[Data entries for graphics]

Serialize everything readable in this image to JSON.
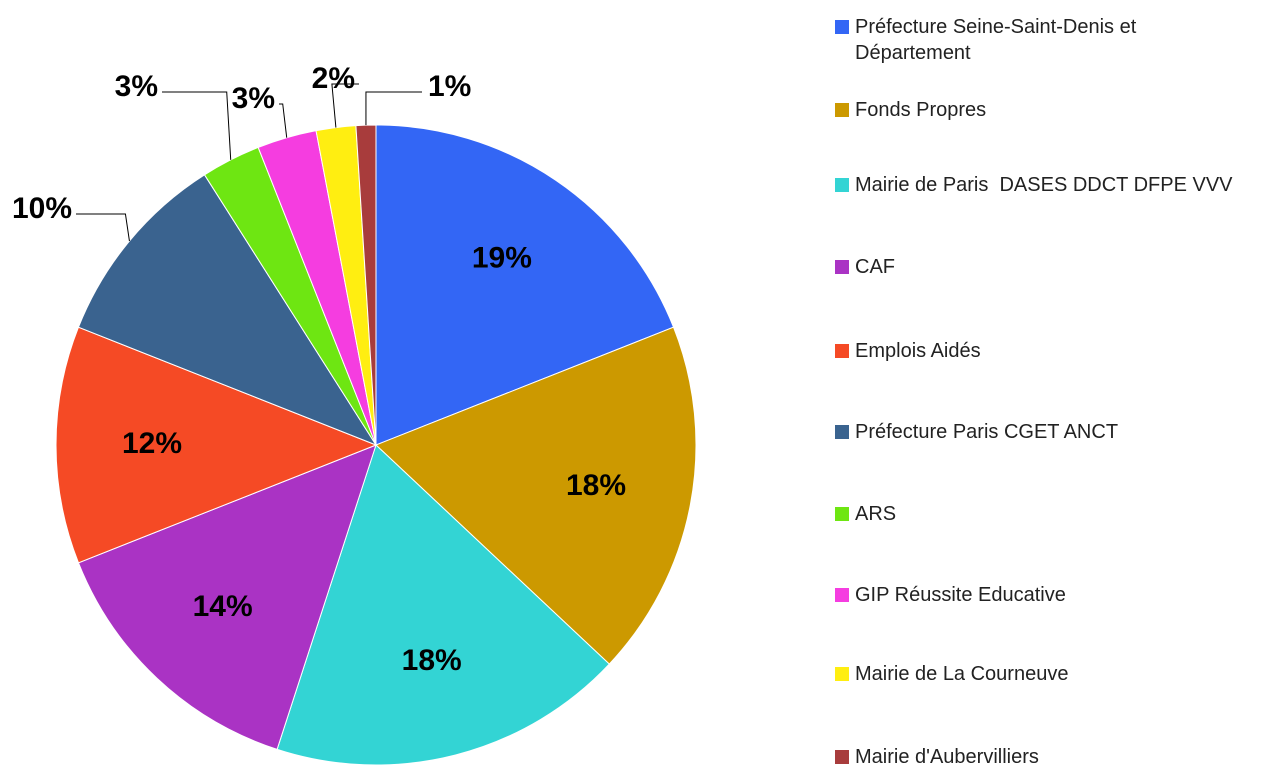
{
  "chart_data": {
    "type": "pie",
    "categories": [
      "Préfecture Seine-Saint-Denis et Département",
      "Fonds Propres",
      "Mairie de Paris  DASES DDCT DFPE VVV",
      "CAF",
      "Emplois Aidés",
      "Préfecture Paris CGET ANCT",
      "ARS",
      "GIP Réussite Educative",
      "Mairie de La Courneuve",
      "Mairie d'Aubervilliers"
    ],
    "values": [
      19,
      18,
      18,
      14,
      12,
      10,
      3,
      3,
      2,
      1
    ],
    "value_labels": [
      "19%",
      "18%",
      "18%",
      "14%",
      "12%",
      "10%",
      "3%",
      "3%",
      "2%",
      "1%"
    ],
    "colors": [
      "#3366f5",
      "#cc9900",
      "#33d4d4",
      "#aa33c4",
      "#f54a25",
      "#3a638f",
      "#6ee612",
      "#f53de0",
      "#ffee11",
      "#a83c3c"
    ],
    "legend": "right"
  }
}
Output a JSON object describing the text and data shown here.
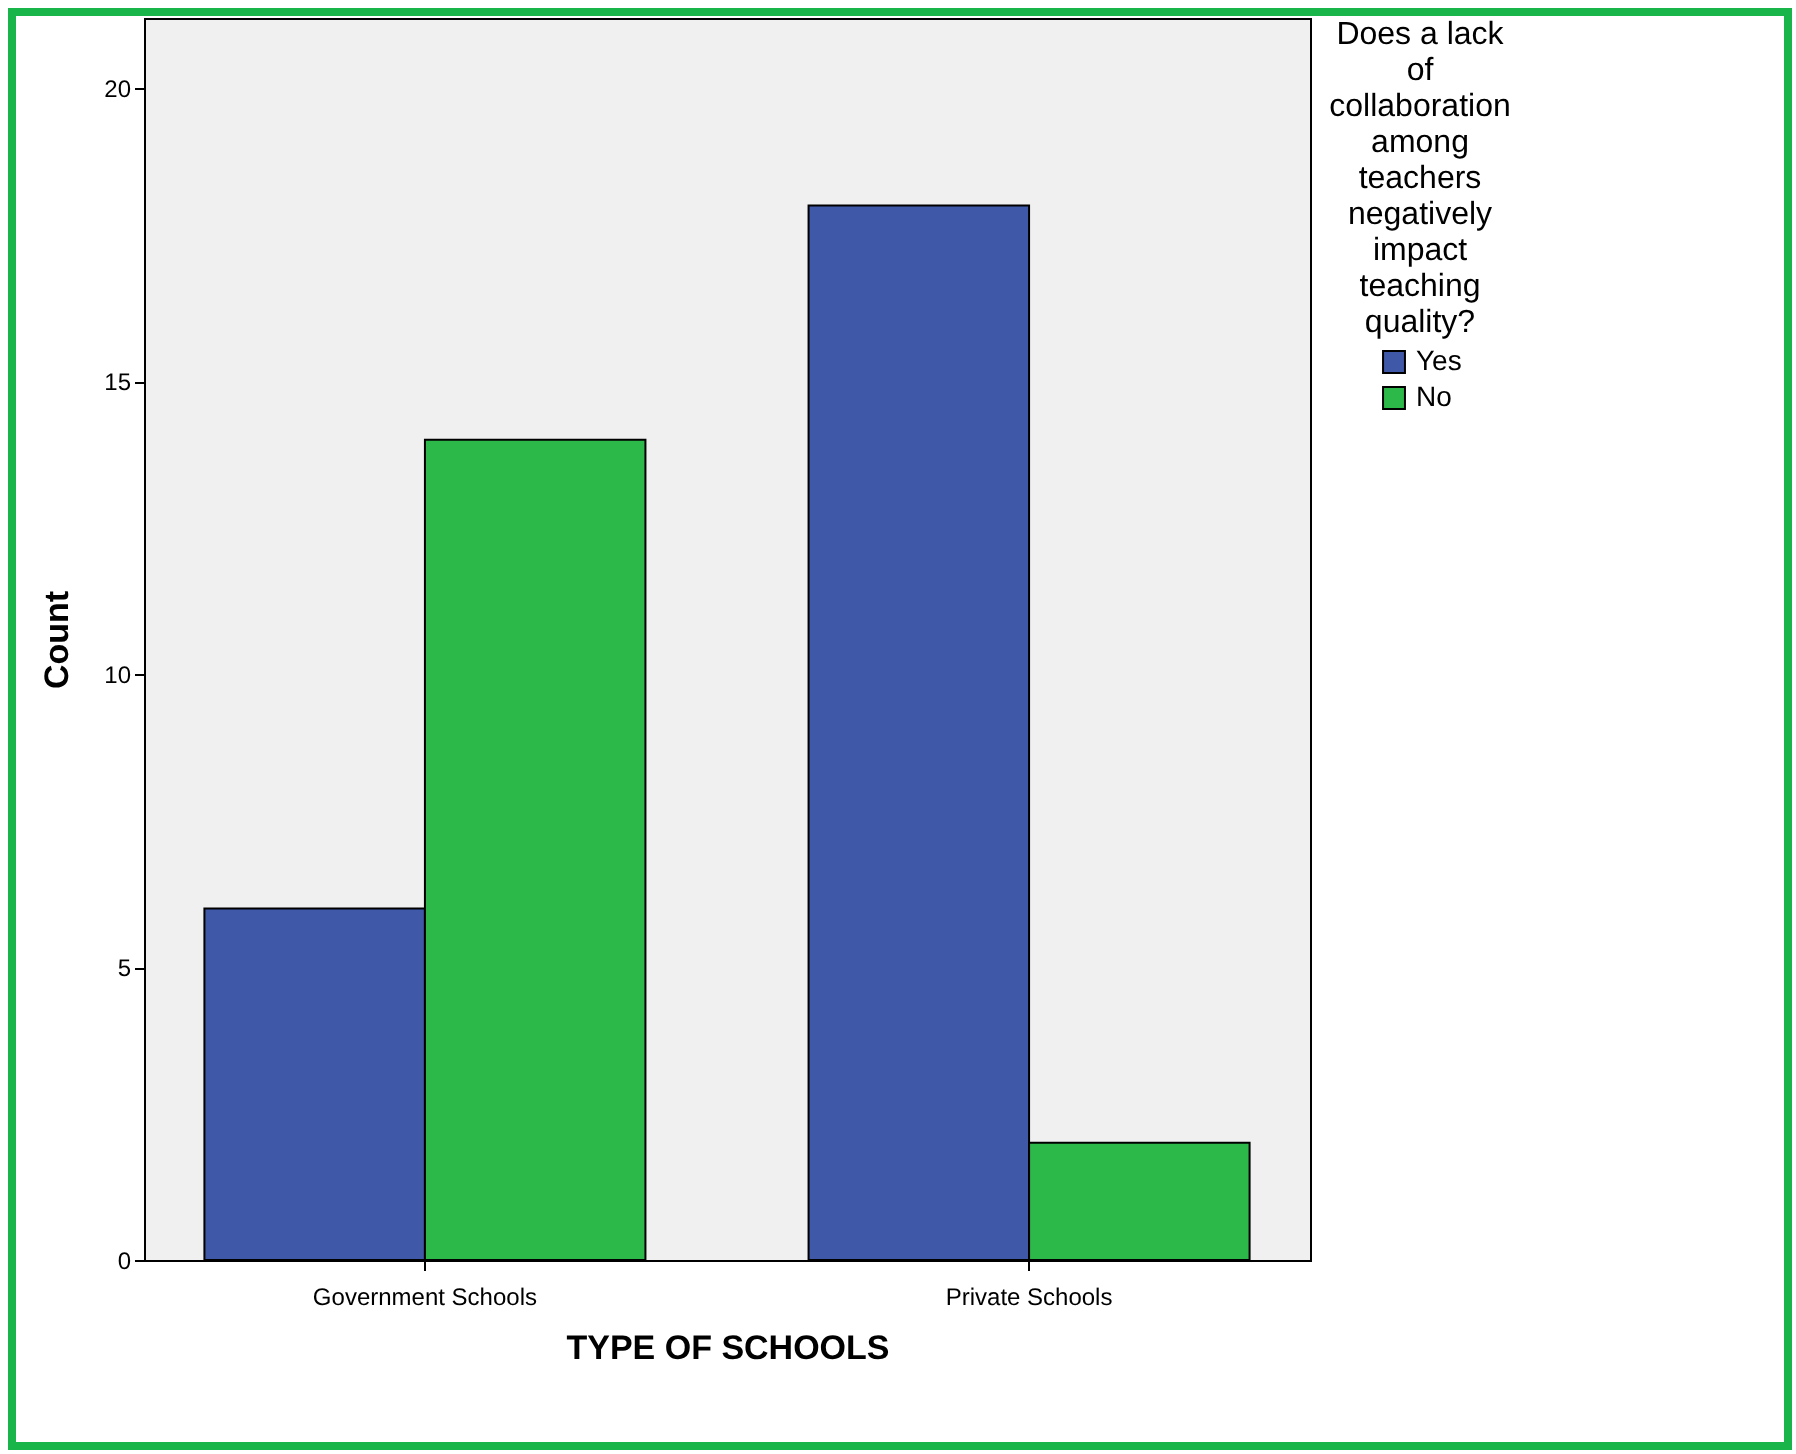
{
  "chart_data": {
    "type": "bar",
    "xlabel": "TYPE OF SCHOOLS",
    "ylabel": "Count",
    "legend_title": "Does a lack of collaboration among teachers negatively impact teaching quality?",
    "categories": [
      "Government Schools",
      "Private Schools"
    ],
    "series": [
      {
        "name": "Yes",
        "color": "#3f58a8",
        "values": [
          6,
          18
        ]
      },
      {
        "name": "No",
        "color": "#2db84a",
        "values": [
          14,
          2
        ]
      }
    ],
    "ylim": [
      0,
      21.2
    ],
    "yticks": [
      0,
      5,
      10,
      15,
      20
    ],
    "grid": false,
    "legend": "right"
  }
}
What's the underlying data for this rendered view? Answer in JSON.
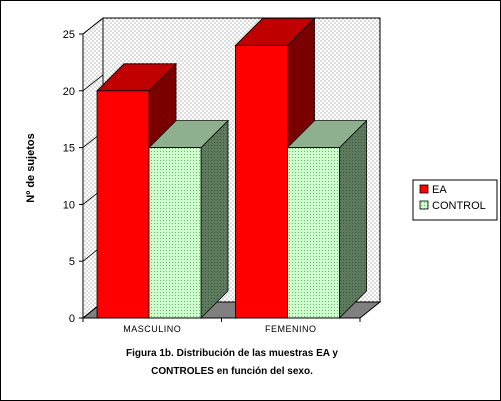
{
  "chart_data": {
    "type": "bar",
    "categories": [
      "MASCULINO",
      "FEMENINO"
    ],
    "series": [
      {
        "name": "EA",
        "values": [
          20,
          24
        ],
        "color": "#ff0000"
      },
      {
        "name": "CONTROL",
        "values": [
          15,
          15
        ],
        "color": "#ccffcc"
      }
    ],
    "ylabel": "Nº de sujetos",
    "xlabel": "",
    "ylim": [
      0,
      25
    ],
    "yticks": [
      0,
      5,
      10,
      15,
      20,
      25
    ],
    "grid": false,
    "three_d": true,
    "legend_position": "right",
    "caption_line1": "Figura 1b. Distribución de las muestras EA y",
    "caption_line2": "CONTROLES en función del sexo."
  }
}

- [Aim of the task]: Work out how many lines in the records above contain the word "Paris", and reply with that number alone.

- [The solution]: 2